Given task:
Quote every line below exactly as it reads.

Data entries
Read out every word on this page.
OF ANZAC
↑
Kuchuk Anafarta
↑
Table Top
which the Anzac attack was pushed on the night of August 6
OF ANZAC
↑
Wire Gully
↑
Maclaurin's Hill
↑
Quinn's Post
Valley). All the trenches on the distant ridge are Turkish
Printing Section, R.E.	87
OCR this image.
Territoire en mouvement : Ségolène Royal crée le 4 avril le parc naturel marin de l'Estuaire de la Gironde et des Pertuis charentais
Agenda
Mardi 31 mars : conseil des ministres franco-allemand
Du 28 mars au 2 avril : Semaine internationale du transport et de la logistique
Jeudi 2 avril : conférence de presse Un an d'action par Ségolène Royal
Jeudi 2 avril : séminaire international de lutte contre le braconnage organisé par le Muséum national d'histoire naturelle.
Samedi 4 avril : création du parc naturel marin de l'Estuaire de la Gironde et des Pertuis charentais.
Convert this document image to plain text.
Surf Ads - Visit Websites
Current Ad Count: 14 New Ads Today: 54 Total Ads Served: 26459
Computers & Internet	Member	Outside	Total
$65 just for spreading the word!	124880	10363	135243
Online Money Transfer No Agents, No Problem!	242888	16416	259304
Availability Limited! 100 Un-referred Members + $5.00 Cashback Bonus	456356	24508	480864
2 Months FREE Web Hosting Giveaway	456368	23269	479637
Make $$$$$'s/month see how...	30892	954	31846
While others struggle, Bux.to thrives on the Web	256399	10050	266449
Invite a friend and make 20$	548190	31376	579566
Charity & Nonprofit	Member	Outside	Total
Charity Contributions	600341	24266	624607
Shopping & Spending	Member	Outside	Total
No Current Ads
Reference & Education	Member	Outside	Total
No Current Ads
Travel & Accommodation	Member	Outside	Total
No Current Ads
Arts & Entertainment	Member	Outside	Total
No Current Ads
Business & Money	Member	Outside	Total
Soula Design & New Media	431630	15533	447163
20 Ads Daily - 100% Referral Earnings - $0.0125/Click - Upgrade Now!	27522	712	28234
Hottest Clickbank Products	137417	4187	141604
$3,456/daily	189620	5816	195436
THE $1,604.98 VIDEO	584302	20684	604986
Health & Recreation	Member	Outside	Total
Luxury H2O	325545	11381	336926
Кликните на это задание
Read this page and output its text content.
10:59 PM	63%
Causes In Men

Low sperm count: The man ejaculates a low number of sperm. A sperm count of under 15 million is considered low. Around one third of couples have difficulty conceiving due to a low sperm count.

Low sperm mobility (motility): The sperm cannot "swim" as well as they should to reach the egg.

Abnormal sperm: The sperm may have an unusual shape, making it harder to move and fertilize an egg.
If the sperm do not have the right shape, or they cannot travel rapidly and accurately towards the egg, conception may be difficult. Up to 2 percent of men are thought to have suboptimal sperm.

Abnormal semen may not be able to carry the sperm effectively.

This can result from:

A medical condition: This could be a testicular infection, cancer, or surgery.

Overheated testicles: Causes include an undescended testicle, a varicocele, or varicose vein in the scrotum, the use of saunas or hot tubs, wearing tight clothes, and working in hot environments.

Task response:
Read out every word on this page.
OF ANZAC
↑
Kuchuk Anafarta
↑
Table Top
which the Anzac attack was pushed on the night of August 6
OF ANZAC
↑
Wire Gully
↑
Maclaurin's Hill
↑
Quinn's Post
Valley). All the trenches on the distant ridge are Turkish
Printing Section, R.E.	87
OCR this image.
Territoire en mouvement : Ségolène Royal crée le 4 avril le parc naturel marin de l'Estuaire de la Gironde et des Pertuis charentais
Agenda
Mardi 31 mars : conseil des ministres franco-allemand
Du 28 mars au 2 avril : Semaine internationale du transport et de la logistique
Jeudi 2 avril : conférence de presse Un an d'action par Ségolène Royal
Jeudi 2 avril : séminaire international de lutte contre le braconnage organisé par le Muséum national d'histoire naturelle.
Samedi 4 avril : création du parc naturel marin de l'Estuaire de la Gironde et des Pertuis charentais.
Convert this document image to plain text.
Surf Ads - Visit Websites
Current Ad Count: 14 New Ads Today: 54 Total Ads Served: 26459
Computers & Internet	Member	Outside	Total
$65 just for spreading the word!	124880	10363	135243
Online Money Transfer No Agents, No Problem!	242888	16416	259304
Availability Limited! 100 Un-referred Members + $5.00 Cashback Bonus	456356	24508	480864
2 Months FREE Web Hosting Giveaway	456368	23269	479637
Make $$$$$'s/month see how...	30892	954	31846
While others struggle, Bux.to thrives on the Web	256399	10050	266449
Invite a friend and make 20$	548190	31376	579566
Charity & Nonprofit	Member	Outside	Total
Charity Contributions	600341	24266	624607
Shopping & Spending	Member	Outside	Total
No Current Ads
Reference & Education	Member	Outside	Total
No Current Ads
Travel & Accommodation	Member	Outside	Total
No Current Ads
Arts & Entertainment	Member	Outside	Total
No Current Ads
Business & Money	Member	Outside	Total
Soula Design & New Media	431630	15533	447163
20 Ads Daily - 100% Referral Earnings - $0.0125/Click - Upgrade Now!	27522	712	28234
Hottest Clickbank Products	137417	4187	141604
$3,456/daily	189620	5816	195436
THE $1,604.98 VIDEO	584302	20684	604986
Health & Recreation	Member	Outside	Total
Luxury H2O	325545	11381	336926
Кликните на это задание
Read this page and output its text content.
10:59 PM	63%
Causes In Men

Low sperm count: The man ejaculates a low number of sperm. A sperm count of under 15 million is considered low. Around one third of couples have difficulty conceiving due to a low sperm count.

Low sperm mobility (motility): The sperm cannot "swim" as well as they should to reach the egg.

Abnormal sperm: The sperm may have an unusual shape, making it harder to move and fertilize an egg.
If the sperm do not have the right shape, or they cannot travel rapidly and accurately towards the egg, conception may be difficult. Up to 2 percent of men are thought to have suboptimal sperm.

Abnormal semen may not be able to carry the sperm effectively.

This can result from:

A medical condition: This could be a testicular infection, cancer, or surgery.

Overheated testicles: Causes include an undescended testicle, a varicocele, or varicose vein in the scrotum, the use of saunas or hot tubs, wearing tight clothes, and working in hot environments.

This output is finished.